Given task: Retype the complete listing exactly as it appears.

::: Listed entries

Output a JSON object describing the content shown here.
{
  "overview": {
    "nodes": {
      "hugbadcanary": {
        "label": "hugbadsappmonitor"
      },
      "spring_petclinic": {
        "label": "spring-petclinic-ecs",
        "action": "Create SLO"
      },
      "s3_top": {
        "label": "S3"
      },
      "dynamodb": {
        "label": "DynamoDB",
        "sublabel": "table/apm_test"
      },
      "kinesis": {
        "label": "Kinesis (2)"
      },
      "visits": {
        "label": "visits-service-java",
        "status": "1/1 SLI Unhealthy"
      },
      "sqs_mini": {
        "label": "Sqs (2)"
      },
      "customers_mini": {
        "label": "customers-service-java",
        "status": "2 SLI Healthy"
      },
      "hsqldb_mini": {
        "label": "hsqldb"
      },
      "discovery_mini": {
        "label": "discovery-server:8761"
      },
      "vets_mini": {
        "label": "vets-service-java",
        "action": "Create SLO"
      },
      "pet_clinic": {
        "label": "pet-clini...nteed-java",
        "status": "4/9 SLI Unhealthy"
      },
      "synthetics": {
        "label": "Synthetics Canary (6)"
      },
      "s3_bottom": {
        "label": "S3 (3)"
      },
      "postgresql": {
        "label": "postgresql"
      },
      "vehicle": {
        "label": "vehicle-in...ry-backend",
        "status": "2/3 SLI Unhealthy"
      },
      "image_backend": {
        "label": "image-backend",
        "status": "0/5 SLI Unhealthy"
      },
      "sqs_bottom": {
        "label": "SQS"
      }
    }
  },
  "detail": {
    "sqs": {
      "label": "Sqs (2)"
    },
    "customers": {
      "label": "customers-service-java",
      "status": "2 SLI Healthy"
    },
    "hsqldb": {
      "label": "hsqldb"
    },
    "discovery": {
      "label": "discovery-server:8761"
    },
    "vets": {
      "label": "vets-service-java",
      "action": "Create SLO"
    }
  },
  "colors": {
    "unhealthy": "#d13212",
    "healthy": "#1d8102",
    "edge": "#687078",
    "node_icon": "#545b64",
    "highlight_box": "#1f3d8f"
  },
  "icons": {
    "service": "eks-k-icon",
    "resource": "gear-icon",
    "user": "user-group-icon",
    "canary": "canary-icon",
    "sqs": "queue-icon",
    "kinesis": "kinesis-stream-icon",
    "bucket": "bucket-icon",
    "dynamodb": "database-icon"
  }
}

::::::

Exercise answer:
Output a JSON object describing the content shown here.
{
  "overview": {
    "nodes": {
      "hugbadcanary": {
        "label": "hugbadsappmonitor"
      },
      "spring_petclinic": {
        "label": "spring-petclinic-ecs",
        "action": "Create SLO"
      },
      "s3_top": {
        "label": "S3"
      },
      "dynamodb": {
        "label": "DynamoDB",
        "sublabel": "table/apm_test"
      },
      "kinesis": {
        "label": "Kinesis (2)"
      },
      "visits": {
        "label": "visits-service-java",
        "status": "1/1 SLI Unhealthy"
      },
      "sqs_mini": {
        "label": "Sqs (2)"
      },
      "customers_mini": {
        "label": "customers-service-java",
        "status": "2 SLI Healthy"
      },
      "hsqldb_mini": {
        "label": "hsqldb"
      },
      "discovery_mini": {
        "label": "discovery-server:8761"
      },
      "vets_mini": {
        "label": "vets-service-java",
        "action": "Create SLO"
      },
      "pet_clinic": {
        "label": "pet-clini...nteed-java",
        "status": "4/9 SLI Unhealthy"
      },
      "synthetics": {
        "label": "Synthetics Canary (6)"
      },
      "s3_bottom": {
        "label": "S3 (3)"
      },
      "postgresql": {
        "label": "postgresql"
      },
      "vehicle": {
        "label": "vehicle-in...ry-backend",
        "status": "2/3 SLI Unhealthy"
      },
      "image_backend": {
        "label": "image-backend",
        "status": "0/5 SLI Unhealthy"
      },
      "sqs_bottom": {
        "label": "SQS"
      }
    }
  },
  "detail": {
    "sqs": {
      "label": "Sqs (2)"
    },
    "customers": {
      "label": "customers-service-java",
      "status": "2 SLI Healthy"
    },
    "hsqldb": {
      "label": "hsqldb"
    },
    "discovery": {
      "label": "discovery-server:8761"
    },
    "vets": {
      "label": "vets-service-java",
      "action": "Create SLO"
    }
  },
  "colors": {
    "unhealthy": "#d13212",
    "healthy": "#1d8102",
    "edge": "#687078",
    "node_icon": "#545b64",
    "highlight_box": "#1f3d8f"
  },
  "icons": {
    "service": "eks-k-icon",
    "resource": "gear-icon",
    "user": "user-group-icon",
    "canary": "canary-icon",
    "sqs": "queue-icon",
    "kinesis": "kinesis-stream-icon",
    "bucket": "bucket-icon",
    "dynamodb": "database-icon"
  }
}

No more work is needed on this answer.